Input material:
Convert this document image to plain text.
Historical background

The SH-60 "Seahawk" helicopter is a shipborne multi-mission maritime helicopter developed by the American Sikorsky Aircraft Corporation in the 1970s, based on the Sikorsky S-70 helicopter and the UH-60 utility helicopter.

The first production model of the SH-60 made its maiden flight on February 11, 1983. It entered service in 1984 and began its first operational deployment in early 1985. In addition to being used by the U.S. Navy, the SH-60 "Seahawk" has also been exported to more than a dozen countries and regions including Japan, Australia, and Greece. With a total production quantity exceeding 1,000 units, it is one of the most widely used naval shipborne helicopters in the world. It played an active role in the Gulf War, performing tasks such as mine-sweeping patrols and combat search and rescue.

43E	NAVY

Given task: Write out the whole listing again, exactly as it stands.

Right answer:
Convert this document image to plain text.
Historical background

The SH-60 "Seahawk" helicopter is a shipborne multi-mission maritime helicopter developed by the American Sikorsky Aircraft Corporation in the 1970s, based on the Sikorsky S-70 helicopter and the UH-60 utility helicopter.

The first production model of the SH-60 made its maiden flight on February 11, 1983. It entered service in 1984 and began its first operational deployment in early 1985. In addition to being used by the U.S. Navy, the SH-60 "Seahawk" has also been exported to more than a dozen countries and regions including Japan, Australia, and Greece. With a total production quantity exceeding 1,000 units, it is one of the most widely used naval shipborne helicopters in the world. It played an active role in the Gulf War, performing tasks such as mine-sweeping patrols and combat search and rescue.

43E	NAVY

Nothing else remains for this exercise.